··· EXTRACTED RECORDS

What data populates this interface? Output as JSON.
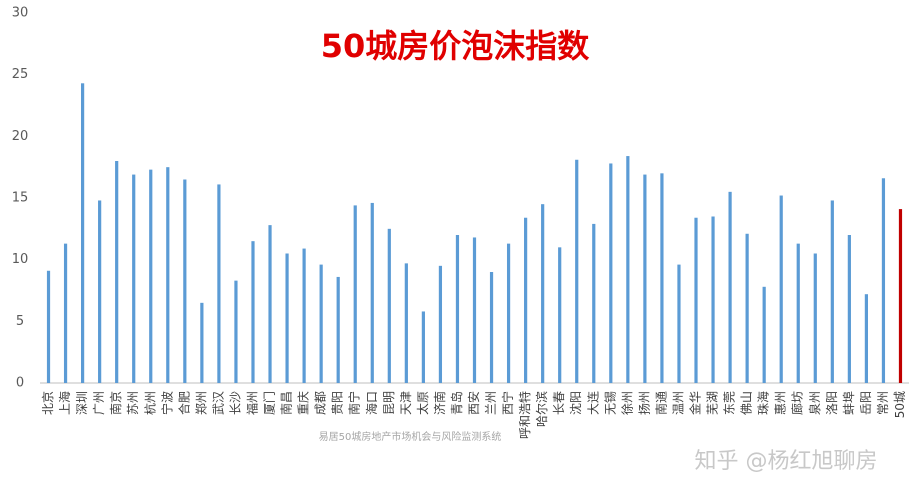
{
  "chart_data": {
    "type": "bar",
    "title": "50城房价泡沫指数",
    "categories": [
      "北京",
      "上海",
      "深圳",
      "广州",
      "南京",
      "苏州",
      "杭州",
      "宁波",
      "合肥",
      "郑州",
      "武汉",
      "长沙",
      "福州",
      "厦门",
      "南昌",
      "重庆",
      "成都",
      "贵阳",
      "南宁",
      "海口",
      "昆明",
      "天津",
      "太原",
      "济南",
      "青岛",
      "西安",
      "兰州",
      "西宁",
      "呼和浩特",
      "哈尔滨",
      "长春",
      "沈阳",
      "大连",
      "无锡",
      "徐州",
      "扬州",
      "南通",
      "温州",
      "金华",
      "芜湖",
      "东莞",
      "佛山",
      "珠海",
      "惠州",
      "廊坊",
      "泉州",
      "洛阳",
      "蚌埠",
      "岳阳",
      "常州",
      "50城"
    ],
    "values": [
      9.1,
      11.3,
      24.3,
      14.8,
      18.0,
      16.9,
      17.3,
      17.5,
      16.5,
      6.5,
      16.1,
      8.3,
      11.5,
      12.8,
      10.5,
      10.9,
      9.6,
      8.6,
      14.4,
      14.6,
      12.5,
      9.7,
      5.8,
      9.5,
      12.0,
      11.8,
      9.0,
      11.3,
      13.4,
      14.5,
      11.0,
      18.1,
      12.9,
      17.8,
      18.4,
      16.9,
      17.0,
      9.6,
      13.4,
      13.5,
      15.5,
      12.1,
      7.8,
      15.2,
      11.3,
      10.5,
      14.8,
      12.0,
      7.2,
      16.6,
      14.1
    ],
    "colors": [
      "#5b9bd5",
      "#5b9bd5",
      "#5b9bd5",
      "#5b9bd5",
      "#5b9bd5",
      "#5b9bd5",
      "#5b9bd5",
      "#5b9bd5",
      "#5b9bd5",
      "#5b9bd5",
      "#5b9bd5",
      "#5b9bd5",
      "#5b9bd5",
      "#5b9bd5",
      "#5b9bd5",
      "#5b9bd5",
      "#5b9bd5",
      "#5b9bd5",
      "#5b9bd5",
      "#5b9bd5",
      "#5b9bd5",
      "#5b9bd5",
      "#5b9bd5",
      "#5b9bd5",
      "#5b9bd5",
      "#5b9bd5",
      "#5b9bd5",
      "#5b9bd5",
      "#5b9bd5",
      "#5b9bd5",
      "#5b9bd5",
      "#5b9bd5",
      "#5b9bd5",
      "#5b9bd5",
      "#5b9bd5",
      "#5b9bd5",
      "#5b9bd5",
      "#5b9bd5",
      "#5b9bd5",
      "#5b9bd5",
      "#5b9bd5",
      "#5b9bd5",
      "#5b9bd5",
      "#5b9bd5",
      "#5b9bd5",
      "#5b9bd5",
      "#5b9bd5",
      "#5b9bd5",
      "#5b9bd5",
      "#5b9bd5",
      "#c00000"
    ],
    "ylim": [
      0,
      30
    ],
    "yticks": [
      0,
      5,
      10,
      15,
      20,
      25,
      30
    ],
    "grid": false,
    "source": "易居50城房地产市场机会与风险监测系统",
    "watermark": "知乎 @杨红旭聊房"
  }
}
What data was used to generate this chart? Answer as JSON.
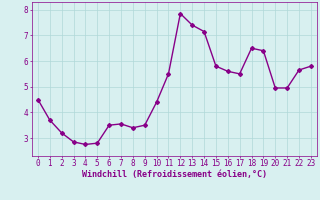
{
  "x": [
    0,
    1,
    2,
    3,
    4,
    5,
    6,
    7,
    8,
    9,
    10,
    11,
    12,
    13,
    14,
    15,
    16,
    17,
    18,
    19,
    20,
    21,
    22,
    23
  ],
  "y": [
    4.5,
    3.7,
    3.2,
    2.85,
    2.75,
    2.8,
    3.5,
    3.55,
    3.4,
    3.5,
    4.4,
    5.5,
    7.85,
    7.4,
    7.15,
    5.8,
    5.6,
    5.5,
    6.5,
    6.4,
    4.95,
    4.95,
    5.65,
    5.8
  ],
  "line_color": "#880088",
  "marker": "D",
  "marker_size": 2.0,
  "linewidth": 1.0,
  "bg_color": "#d8f0f0",
  "grid_color": "#b0d8d8",
  "xlabel": "Windchill (Refroidissement éolien,°C)",
  "xlabel_color": "#880088",
  "xlabel_fontsize": 6.0,
  "tick_color": "#880088",
  "tick_fontsize": 5.5,
  "ylim": [
    2.3,
    8.3
  ],
  "xlim": [
    -0.5,
    23.5
  ],
  "yticks": [
    3,
    4,
    5,
    6,
    7,
    8
  ],
  "xticks": [
    0,
    1,
    2,
    3,
    4,
    5,
    6,
    7,
    8,
    9,
    10,
    11,
    12,
    13,
    14,
    15,
    16,
    17,
    18,
    19,
    20,
    21,
    22,
    23
  ]
}
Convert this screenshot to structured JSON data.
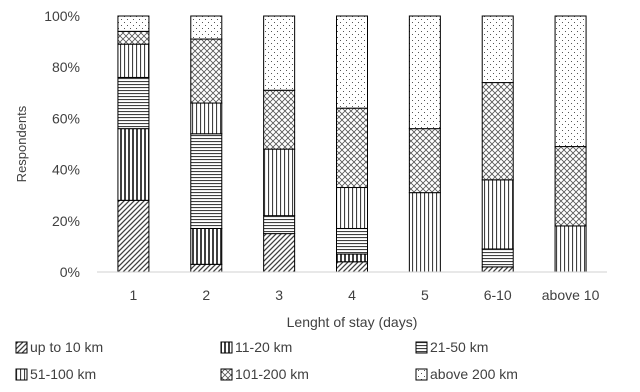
{
  "chart_data": {
    "type": "bar",
    "stacked": true,
    "percent": true,
    "xlabel": "Lenght of stay (days)",
    "ylabel": "Respondents",
    "ylim": [
      0,
      100
    ],
    "yticks": [
      "0%",
      "20%",
      "40%",
      "60%",
      "80%",
      "100%"
    ],
    "grid": false,
    "legend_position": "bottom",
    "categories": [
      "1",
      "2",
      "3",
      "4",
      "5",
      "6-10",
      "above 10"
    ],
    "series": [
      {
        "name": "up to 10 km",
        "pattern": "diagonal",
        "values": [
          28,
          3,
          15,
          4,
          0,
          2,
          0
        ]
      },
      {
        "name": "11-20 km",
        "pattern": "vertical-dense",
        "values": [
          28,
          14,
          0,
          3,
          0,
          0,
          0
        ]
      },
      {
        "name": "21-50 km",
        "pattern": "horizontal",
        "values": [
          20,
          37,
          7,
          10,
          0,
          7,
          0
        ]
      },
      {
        "name": "51-100 km",
        "pattern": "vertical",
        "values": [
          13,
          12,
          26,
          16,
          31,
          27,
          18
        ]
      },
      {
        "name": "101-200 km",
        "pattern": "crosshatch",
        "values": [
          5,
          25,
          23,
          31,
          25,
          38,
          31
        ]
      },
      {
        "name": "above 200 km",
        "pattern": "dots",
        "values": [
          6,
          9,
          29,
          36,
          44,
          26,
          51
        ]
      }
    ]
  }
}
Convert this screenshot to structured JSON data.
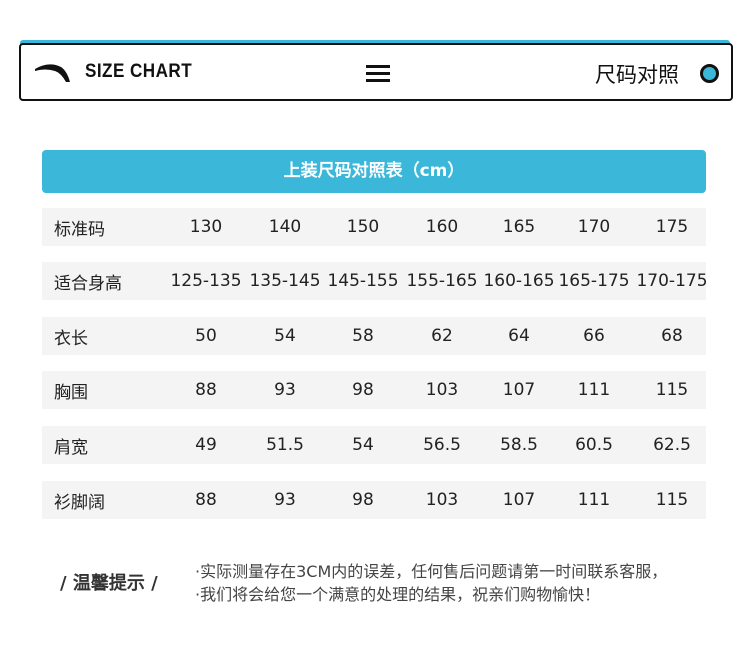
{
  "header": {
    "title": "SIZE CHART",
    "right_label": "尺码对照",
    "logo": "anta-logo",
    "menu_icon": "hamburger-icon",
    "accent": "#3bb7d9"
  },
  "banner": {
    "title": "上装尺码对照表（cm）"
  },
  "table": {
    "rows": [
      {
        "label": "标准码",
        "values": [
          "130",
          "140",
          "150",
          "160",
          "165",
          "170",
          "175"
        ]
      },
      {
        "label": "适合身高",
        "values": [
          "125-135",
          "135-145",
          "145-155",
          "155-165",
          "160-165",
          "165-175",
          "170-175"
        ]
      },
      {
        "label": "衣长",
        "values": [
          "50",
          "54",
          "58",
          "62",
          "64",
          "66",
          "68"
        ]
      },
      {
        "label": "胸围",
        "values": [
          "88",
          "93",
          "98",
          "103",
          "107",
          "111",
          "115"
        ]
      },
      {
        "label": "肩宽",
        "values": [
          "49",
          "51.5",
          "54",
          "56.5",
          "58.5",
          "60.5",
          "62.5"
        ]
      },
      {
        "label": "衫脚阔",
        "values": [
          "88",
          "93",
          "98",
          "103",
          "107",
          "111",
          "115"
        ]
      }
    ]
  },
  "tips": {
    "label": "/ 温馨提示 /",
    "lines": [
      "·实际测量存在3CM内的误差，任何售后问题请第一时间联系客服，",
      "·我们将会给您一个满意的处理的结果，祝亲们购物愉快！"
    ]
  }
}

······

» **TO DO**
Keep the pictures out of your copy, and repeat every entry above exactly.

» **RESULT OF THE EXERCISE**
What data populates this interface? Output as JSON.
{
  "chart_data": {
    "type": "bar",
    "title": "50城房价泡沫指数",
    "categories": [
      "北京",
      "上海",
      "深圳",
      "广州",
      "南京",
      "苏州",
      "杭州",
      "宁波",
      "合肥",
      "郑州",
      "武汉",
      "长沙",
      "福州",
      "厦门",
      "南昌",
      "重庆",
      "成都",
      "贵阳",
      "南宁",
      "海口",
      "昆明",
      "天津",
      "太原",
      "济南",
      "青岛",
      "西安",
      "兰州",
      "西宁",
      "呼和浩特",
      "哈尔滨",
      "长春",
      "沈阳",
      "大连",
      "无锡",
      "徐州",
      "扬州",
      "南通",
      "温州",
      "金华",
      "芜湖",
      "东莞",
      "佛山",
      "珠海",
      "惠州",
      "廊坊",
      "泉州",
      "洛阳",
      "蚌埠",
      "岳阳",
      "常州",
      "50城"
    ],
    "values": [
      9.1,
      11.3,
      24.3,
      14.8,
      18.0,
      16.9,
      17.3,
      17.5,
      16.5,
      6.5,
      16.1,
      8.3,
      11.5,
      12.8,
      10.5,
      10.9,
      9.6,
      8.6,
      14.4,
      14.6,
      12.5,
      9.7,
      5.8,
      9.5,
      12.0,
      11.8,
      9.0,
      11.3,
      13.4,
      14.5,
      11.0,
      18.1,
      12.9,
      17.8,
      18.4,
      16.9,
      17.0,
      9.6,
      13.4,
      13.5,
      15.5,
      12.1,
      7.8,
      15.2,
      11.3,
      10.5,
      14.8,
      12.0,
      7.2,
      16.6,
      14.1
    ],
    "colors": [
      "#5b9bd5",
      "#5b9bd5",
      "#5b9bd5",
      "#5b9bd5",
      "#5b9bd5",
      "#5b9bd5",
      "#5b9bd5",
      "#5b9bd5",
      "#5b9bd5",
      "#5b9bd5",
      "#5b9bd5",
      "#5b9bd5",
      "#5b9bd5",
      "#5b9bd5",
      "#5b9bd5",
      "#5b9bd5",
      "#5b9bd5",
      "#5b9bd5",
      "#5b9bd5",
      "#5b9bd5",
      "#5b9bd5",
      "#5b9bd5",
      "#5b9bd5",
      "#5b9bd5",
      "#5b9bd5",
      "#5b9bd5",
      "#5b9bd5",
      "#5b9bd5",
      "#5b9bd5",
      "#5b9bd5",
      "#5b9bd5",
      "#5b9bd5",
      "#5b9bd5",
      "#5b9bd5",
      "#5b9bd5",
      "#5b9bd5",
      "#5b9bd5",
      "#5b9bd5",
      "#5b9bd5",
      "#5b9bd5",
      "#5b9bd5",
      "#5b9bd5",
      "#5b9bd5",
      "#5b9bd5",
      "#5b9bd5",
      "#5b9bd5",
      "#5b9bd5",
      "#5b9bd5",
      "#5b9bd5",
      "#5b9bd5",
      "#c00000"
    ],
    "ylim": [
      0,
      30
    ],
    "yticks": [
      0,
      5,
      10,
      15,
      20,
      25,
      30
    ],
    "grid": false,
    "source": "易居50城房地产市场机会与风险监测系统",
    "watermark": "知乎 @杨红旭聊房"
  }
}
What data was used to generate this chart? Answer as JSON.
{
  "x": [
    0,
    1,
    2,
    3,
    4,
    5,
    6,
    7,
    8,
    9,
    10,
    11,
    12,
    13,
    14,
    15,
    16,
    17,
    18,
    19,
    20,
    21,
    22,
    23
  ],
  "y": [
    4.5,
    3.7,
    3.2,
    2.85,
    2.75,
    2.8,
    3.5,
    3.55,
    3.4,
    3.5,
    4.4,
    5.5,
    7.85,
    7.4,
    7.15,
    5.8,
    5.6,
    5.5,
    6.5,
    6.4,
    4.95,
    4.95,
    5.65,
    5.8
  ],
  "line_color": "#880088",
  "marker": "D",
  "marker_size": 2.0,
  "linewidth": 1.0,
  "bg_color": "#d8f0f0",
  "grid_color": "#b0d8d8",
  "xlabel": "Windchill (Refroidissement éolien,°C)",
  "xlabel_color": "#880088",
  "xlabel_fontsize": 6.0,
  "tick_color": "#880088",
  "tick_fontsize": 5.5,
  "ylim": [
    2.3,
    8.3
  ],
  "xlim": [
    -0.5,
    23.5
  ],
  "yticks": [
    3,
    4,
    5,
    6,
    7,
    8
  ],
  "xticks": [
    0,
    1,
    2,
    3,
    4,
    5,
    6,
    7,
    8,
    9,
    10,
    11,
    12,
    13,
    14,
    15,
    16,
    17,
    18,
    19,
    20,
    21,
    22,
    23
  ]
}
Convert this screenshot to structured JSON data.
{
  "chart_data": {
    "type": "bar",
    "stacked": true,
    "percent": true,
    "xlabel": "Lenght of stay (days)",
    "ylabel": "Respondents",
    "ylim": [
      0,
      100
    ],
    "yticks": [
      "0%",
      "20%",
      "40%",
      "60%",
      "80%",
      "100%"
    ],
    "grid": false,
    "legend_position": "bottom",
    "categories": [
      "1",
      "2",
      "3",
      "4",
      "5",
      "6-10",
      "above 10"
    ],
    "series": [
      {
        "name": "up to 10 km",
        "pattern": "diagonal",
        "values": [
          28,
          3,
          15,
          4,
          0,
          2,
          0
        ]
      },
      {
        "name": "11-20 km",
        "pattern": "vertical-dense",
        "values": [
          28,
          14,
          0,
          3,
          0,
          0,
          0
        ]
      },
      {
        "name": "21-50 km",
        "pattern": "horizontal",
        "values": [
          20,
          37,
          7,
          10,
          0,
          7,
          0
        ]
      },
      {
        "name": "51-100 km",
        "pattern": "vertical",
        "values": [
          13,
          12,
          26,
          16,
          31,
          27,
          18
        ]
      },
      {
        "name": "101-200 km",
        "pattern": "crosshatch",
        "values": [
          5,
          25,
          23,
          31,
          25,
          38,
          31
        ]
      },
      {
        "name": "above 200 km",
        "pattern": "dots",
        "values": [
          6,
          9,
          29,
          36,
          44,
          26,
          51
        ]
      }
    ]
  }
}
Convert this screenshot to structured JSON data.
{
  "header": {
    "title": "SIZE CHART",
    "right_label": "尺码对照",
    "logo": "anta-logo",
    "menu_icon": "hamburger-icon",
    "accent": "#3bb7d9"
  },
  "banner": {
    "title": "上装尺码对照表（cm）"
  },
  "table": {
    "rows": [
      {
        "label": "标准码",
        "values": [
          "130",
          "140",
          "150",
          "160",
          "165",
          "170",
          "175"
        ]
      },
      {
        "label": "适合身高",
        "values": [
          "125-135",
          "135-145",
          "145-155",
          "155-165",
          "160-165",
          "165-175",
          "170-175"
        ]
      },
      {
        "label": "衣长",
        "values": [
          "50",
          "54",
          "58",
          "62",
          "64",
          "66",
          "68"
        ]
      },
      {
        "label": "胸围",
        "values": [
          "88",
          "93",
          "98",
          "103",
          "107",
          "111",
          "115"
        ]
      },
      {
        "label": "肩宽",
        "values": [
          "49",
          "51.5",
          "54",
          "56.5",
          "58.5",
          "60.5",
          "62.5"
        ]
      },
      {
        "label": "衫脚阔",
        "values": [
          "88",
          "93",
          "98",
          "103",
          "107",
          "111",
          "115"
        ]
      }
    ]
  },
  "tips": {
    "label": "/ 温馨提示 /",
    "lines": [
      "·实际测量存在3CM内的误差，任何售后问题请第一时间联系客服，",
      "·我们将会给您一个满意的处理的结果，祝亲们购物愉快！"
    ]
  }
}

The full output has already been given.